文書の抜粋:
.....
第30回 「カルメン」を教えてくれた名テナー、柴田睦陸

二期会「カルメン」より、柴田睦睦(右)、川崎静子=1954年2月、日比谷公会堂
二期会「カルメン」より、柴田睦睦(右)、川崎静子=1954年2月、日比谷公会堂

 柴田睦陸(しばたむつむ)さん――といえば、第二次世界大戦後の日本のオペラ界の勃興期における中心人物として、藤原義江氏と並ぶ人気テナーであり、また二期会(現・東京二期会)の創立者のひとりとしても知られている。最初は藤原歌劇団の公演でも歌っていたが、1952年に二期会を創設して以降は、その諸公演の主役テナーを務めていた。当時の二期会の記録を見ると、旗揚げ公演での「ラ・ボエーム」のロドルフォをはじめ、「マルタ」のライオネル、「フィガロの結婚」のバジリオ、「オテロ」の題名役、「椿姫」のアルフレード、「ルクリーシアの凌辱」の語り手、「コジ・ファン・トゥッテ」のフェランド、「ドン・ジョヴァンニ」のドン・オッターヴィオ、「ピーター・グライムズ」の題名役、「蝶々夫人」のピンカートン、「セビリャの理髪師」のアルマヴィーヴァ伯爵、「修禅寺物語」の源頼家など、二期会初期のほとんどの公演に彼の名が見える、という大車輪ぶりだったのである。中でも彼の当たり役として絶対的な評判を得ていたのが、「カルメン」のドン・ホセ伍長役であった。

 

 実は、私が初めて、しかも自分でチケットを買って日比谷公会堂へ観に行ったオペラが、その柴田睦陸さんがホセを演じた「カルメン」だったのである。1955年2月のことだった。カルメン役は川崎静子、エスカミリオに伊藤亘行、ミカエラに伊藤京子、フラスキータに毛利純子、メルセデスに池田智恵子、ダンカイロに立川澄人(のち清登)、スニガに佐々木行綱、モラレスに大橋国一の各氏という、当時の大物歌手や、若き精鋭歌手がずらりと顔をそろえた、すこぶる豪華な舞台であった。指揮は森正氏、演出は青山杉作氏だった。
.....
提供データ:

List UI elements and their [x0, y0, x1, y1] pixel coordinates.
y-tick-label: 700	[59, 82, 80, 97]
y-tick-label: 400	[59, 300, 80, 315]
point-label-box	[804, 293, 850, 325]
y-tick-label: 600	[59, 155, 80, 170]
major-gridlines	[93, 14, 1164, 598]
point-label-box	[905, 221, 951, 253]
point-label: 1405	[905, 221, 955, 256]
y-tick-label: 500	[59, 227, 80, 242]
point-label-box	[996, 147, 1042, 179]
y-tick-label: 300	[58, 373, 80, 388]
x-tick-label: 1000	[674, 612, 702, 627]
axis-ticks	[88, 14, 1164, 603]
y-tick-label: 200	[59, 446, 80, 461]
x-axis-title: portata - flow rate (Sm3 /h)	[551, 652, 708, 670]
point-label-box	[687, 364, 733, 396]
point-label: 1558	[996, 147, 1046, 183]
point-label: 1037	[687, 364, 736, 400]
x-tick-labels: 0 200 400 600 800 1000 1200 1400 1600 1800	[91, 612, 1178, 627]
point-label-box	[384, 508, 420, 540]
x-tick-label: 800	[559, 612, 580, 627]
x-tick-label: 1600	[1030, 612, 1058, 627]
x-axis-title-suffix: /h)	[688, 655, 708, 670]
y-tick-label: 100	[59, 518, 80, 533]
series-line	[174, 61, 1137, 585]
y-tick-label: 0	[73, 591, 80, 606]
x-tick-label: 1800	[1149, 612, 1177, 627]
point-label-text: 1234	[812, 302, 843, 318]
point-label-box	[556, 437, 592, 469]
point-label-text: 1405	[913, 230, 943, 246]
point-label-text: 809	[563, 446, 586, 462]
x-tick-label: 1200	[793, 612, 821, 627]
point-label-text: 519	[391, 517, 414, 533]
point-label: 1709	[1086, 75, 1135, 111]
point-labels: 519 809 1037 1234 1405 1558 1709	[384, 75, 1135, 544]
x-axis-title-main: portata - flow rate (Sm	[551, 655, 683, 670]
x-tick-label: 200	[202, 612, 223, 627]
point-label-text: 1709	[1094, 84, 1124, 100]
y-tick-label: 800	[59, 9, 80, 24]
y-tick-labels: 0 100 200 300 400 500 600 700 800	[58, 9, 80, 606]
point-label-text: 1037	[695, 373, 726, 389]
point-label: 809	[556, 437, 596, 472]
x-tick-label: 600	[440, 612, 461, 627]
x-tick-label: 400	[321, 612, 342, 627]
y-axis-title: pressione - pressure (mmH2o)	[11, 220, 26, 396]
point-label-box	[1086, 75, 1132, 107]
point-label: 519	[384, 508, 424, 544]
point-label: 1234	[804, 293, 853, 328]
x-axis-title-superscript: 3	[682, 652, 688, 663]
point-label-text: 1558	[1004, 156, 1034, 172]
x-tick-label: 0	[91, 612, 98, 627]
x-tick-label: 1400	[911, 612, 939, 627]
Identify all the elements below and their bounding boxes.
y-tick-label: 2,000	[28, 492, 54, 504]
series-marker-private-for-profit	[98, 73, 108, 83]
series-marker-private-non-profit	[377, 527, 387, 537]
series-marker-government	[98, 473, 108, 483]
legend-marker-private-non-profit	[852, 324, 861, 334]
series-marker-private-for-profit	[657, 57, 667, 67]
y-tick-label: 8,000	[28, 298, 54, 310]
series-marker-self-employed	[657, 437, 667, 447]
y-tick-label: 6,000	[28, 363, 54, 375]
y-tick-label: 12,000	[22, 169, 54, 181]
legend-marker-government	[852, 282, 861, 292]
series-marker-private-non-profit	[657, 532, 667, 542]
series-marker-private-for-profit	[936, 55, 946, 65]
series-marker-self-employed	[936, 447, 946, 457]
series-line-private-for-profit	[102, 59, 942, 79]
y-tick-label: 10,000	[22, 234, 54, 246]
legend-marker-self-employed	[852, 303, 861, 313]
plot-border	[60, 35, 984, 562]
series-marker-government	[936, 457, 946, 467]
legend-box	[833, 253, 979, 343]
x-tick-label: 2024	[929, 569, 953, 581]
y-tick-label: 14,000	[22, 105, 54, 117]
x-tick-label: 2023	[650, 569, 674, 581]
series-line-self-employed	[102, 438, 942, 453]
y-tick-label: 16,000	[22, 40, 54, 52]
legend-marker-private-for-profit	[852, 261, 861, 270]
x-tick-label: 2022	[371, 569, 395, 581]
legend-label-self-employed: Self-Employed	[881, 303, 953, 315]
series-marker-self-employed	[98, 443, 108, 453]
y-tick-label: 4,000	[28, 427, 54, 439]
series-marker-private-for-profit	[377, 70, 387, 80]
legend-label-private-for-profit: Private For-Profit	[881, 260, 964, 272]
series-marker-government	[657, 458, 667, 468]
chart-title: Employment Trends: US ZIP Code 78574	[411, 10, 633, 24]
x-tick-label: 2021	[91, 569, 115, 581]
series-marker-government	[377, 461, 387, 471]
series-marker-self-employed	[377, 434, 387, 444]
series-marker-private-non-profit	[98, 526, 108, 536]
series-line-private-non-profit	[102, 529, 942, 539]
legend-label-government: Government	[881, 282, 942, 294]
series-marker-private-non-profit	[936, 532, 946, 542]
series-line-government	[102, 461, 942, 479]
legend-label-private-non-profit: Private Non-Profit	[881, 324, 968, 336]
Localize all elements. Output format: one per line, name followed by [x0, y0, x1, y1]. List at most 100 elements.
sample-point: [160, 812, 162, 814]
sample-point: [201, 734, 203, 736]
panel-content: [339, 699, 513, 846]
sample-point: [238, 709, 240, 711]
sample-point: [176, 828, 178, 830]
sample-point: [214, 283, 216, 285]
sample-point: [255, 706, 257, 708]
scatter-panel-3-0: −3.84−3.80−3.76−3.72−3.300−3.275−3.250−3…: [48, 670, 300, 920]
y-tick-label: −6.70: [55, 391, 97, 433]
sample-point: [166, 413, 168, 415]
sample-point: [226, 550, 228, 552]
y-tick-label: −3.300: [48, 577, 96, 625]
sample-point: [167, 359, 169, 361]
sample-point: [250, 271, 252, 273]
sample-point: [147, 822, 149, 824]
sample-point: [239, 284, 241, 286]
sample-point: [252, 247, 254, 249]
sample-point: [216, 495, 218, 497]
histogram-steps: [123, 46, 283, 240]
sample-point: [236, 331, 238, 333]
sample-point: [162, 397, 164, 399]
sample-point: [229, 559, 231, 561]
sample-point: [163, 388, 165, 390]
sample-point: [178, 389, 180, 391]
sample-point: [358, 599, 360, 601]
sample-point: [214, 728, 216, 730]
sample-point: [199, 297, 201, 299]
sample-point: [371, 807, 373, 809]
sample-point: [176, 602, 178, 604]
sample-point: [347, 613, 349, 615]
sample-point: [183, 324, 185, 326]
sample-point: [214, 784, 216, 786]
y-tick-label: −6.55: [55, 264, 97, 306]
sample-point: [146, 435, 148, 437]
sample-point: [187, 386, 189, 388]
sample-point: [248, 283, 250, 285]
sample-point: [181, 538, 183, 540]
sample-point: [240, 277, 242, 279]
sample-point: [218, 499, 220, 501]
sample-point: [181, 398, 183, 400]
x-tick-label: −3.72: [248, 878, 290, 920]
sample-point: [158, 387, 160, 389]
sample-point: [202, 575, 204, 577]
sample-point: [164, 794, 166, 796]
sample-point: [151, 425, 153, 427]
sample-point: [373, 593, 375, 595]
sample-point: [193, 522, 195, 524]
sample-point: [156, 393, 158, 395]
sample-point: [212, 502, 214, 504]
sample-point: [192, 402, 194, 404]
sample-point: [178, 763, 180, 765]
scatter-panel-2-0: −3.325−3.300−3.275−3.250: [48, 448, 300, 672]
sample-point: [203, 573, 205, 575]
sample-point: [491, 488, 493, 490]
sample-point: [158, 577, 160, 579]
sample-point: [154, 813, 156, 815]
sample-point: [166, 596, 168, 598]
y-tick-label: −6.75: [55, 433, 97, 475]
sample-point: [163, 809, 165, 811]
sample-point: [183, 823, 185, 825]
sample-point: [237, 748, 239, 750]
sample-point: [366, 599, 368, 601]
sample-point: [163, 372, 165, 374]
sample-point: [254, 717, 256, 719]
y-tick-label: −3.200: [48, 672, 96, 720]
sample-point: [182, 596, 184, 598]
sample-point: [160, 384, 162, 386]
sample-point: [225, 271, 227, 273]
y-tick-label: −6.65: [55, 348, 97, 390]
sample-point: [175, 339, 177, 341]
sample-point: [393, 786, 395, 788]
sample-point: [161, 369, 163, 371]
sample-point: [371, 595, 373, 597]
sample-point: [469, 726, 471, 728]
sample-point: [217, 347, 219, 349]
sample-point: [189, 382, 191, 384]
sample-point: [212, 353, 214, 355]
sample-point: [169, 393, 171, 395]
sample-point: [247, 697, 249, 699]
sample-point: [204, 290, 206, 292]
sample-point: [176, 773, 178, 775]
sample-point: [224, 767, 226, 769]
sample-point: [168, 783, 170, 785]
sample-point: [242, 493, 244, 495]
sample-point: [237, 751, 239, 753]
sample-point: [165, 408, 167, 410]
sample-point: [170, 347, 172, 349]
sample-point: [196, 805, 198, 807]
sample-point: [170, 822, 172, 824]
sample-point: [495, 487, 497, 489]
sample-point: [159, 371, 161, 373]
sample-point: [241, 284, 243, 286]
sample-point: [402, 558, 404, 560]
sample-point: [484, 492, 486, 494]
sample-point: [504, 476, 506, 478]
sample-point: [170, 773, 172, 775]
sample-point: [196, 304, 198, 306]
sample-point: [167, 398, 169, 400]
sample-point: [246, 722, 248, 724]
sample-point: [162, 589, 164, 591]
.....
課題の内容:
柴田睦陸と「カルメン」をめぐる文章を、最後の一文の後から書き継いでもらえますか。

出力結果:
 何も解らない頃ではあったが、初体験だから、いくつかの場面は鮮烈な記憶となっている。「カルメンお静」の異名で人気があった川崎静子さんは、さすがに美しく妖艶で華があったし、柴田さんは一見渋いが見事な貫禄だった。第3幕の幕切れでこの2人が舞台奥の高所で激しくもみ合う光景とか、第4幕での殺し場で2人が舞台狭しと逃げ回り追いかける修羅場とかは、今でもはっきりと思い出すことができる。あるいは若い伊藤京子さんの可愛い純なミカエラの姿とか、柴田さんと伊藤さんのすごい大立ち回りとかも――。

 

 しかし、初めて日本語上演のオペラを観たガキの私が、何とも寒気がして、身体がムズムズしてたまらなかったのは、会話調の日本語が西洋的なフシをつけて歌われていたことであった。幕開きで合唱(兵士)とモラレスが「退屈だ! 退屈だ! 退屈でかなわぬ」と歌い、やがて彼がミカエラに「何か探しているの?」 ミカエラ「ハイ、伍長に用事が」 モラレス「僕は伍長!」などとあって、「でもお嬢さん、それまでしばらくあそこで待ちましょう」などという言葉が「いかにもわざとらしいフシ」をつけて歌われるのを聞くその「照れ臭さ」たるや、筆舌に尽くし難いものがあった(そんな経験、私だけだっただろうか?)。もっとも、10分もたたぬうちに、そういうムズムズはウソのように消えてしまい、違和感など吹き飛んで、「日本語訳のオペラ」に同化できてしまったけれど。

 その「邦訳」を作ったのが、宗近昭という人で、それが何と柴田睦陸さんの別名だということを知ったのは、すこしあとのことである。彼は、実にたくさんの「邦訳」を作っていた。私は「カルメン」を観た後、銀座の日本楽器(YAMAHA)で、音楽之友社から出ていたその宗近昭訳「カルメン」の本を買い、そして「カルメン」のSP(78回転)レコード(十数枚組?)から気に入った場面を1枚ずつ買い集めては――当時はそういう買い方もできたのだ――訳本を見ながらレコードを擦り切れるまで聴き、ついに全曲を覚えてしまった。今でも「カルメン」を聴いていると、その邦訳が一言一句に至るまで頭の中に浮かんでくるのである。ホセ「それはこいつで突き刺すのだ!」 エスカミリオ「短刀で突くと?」 ホセ「分かったか?」 エスカ「分かり過ぎた! ではその逃げた兵隊は、お気の毒に、君か!」 ホセ「アー俺だ!」 エスカ「こりゃ愉快だ!」といったように。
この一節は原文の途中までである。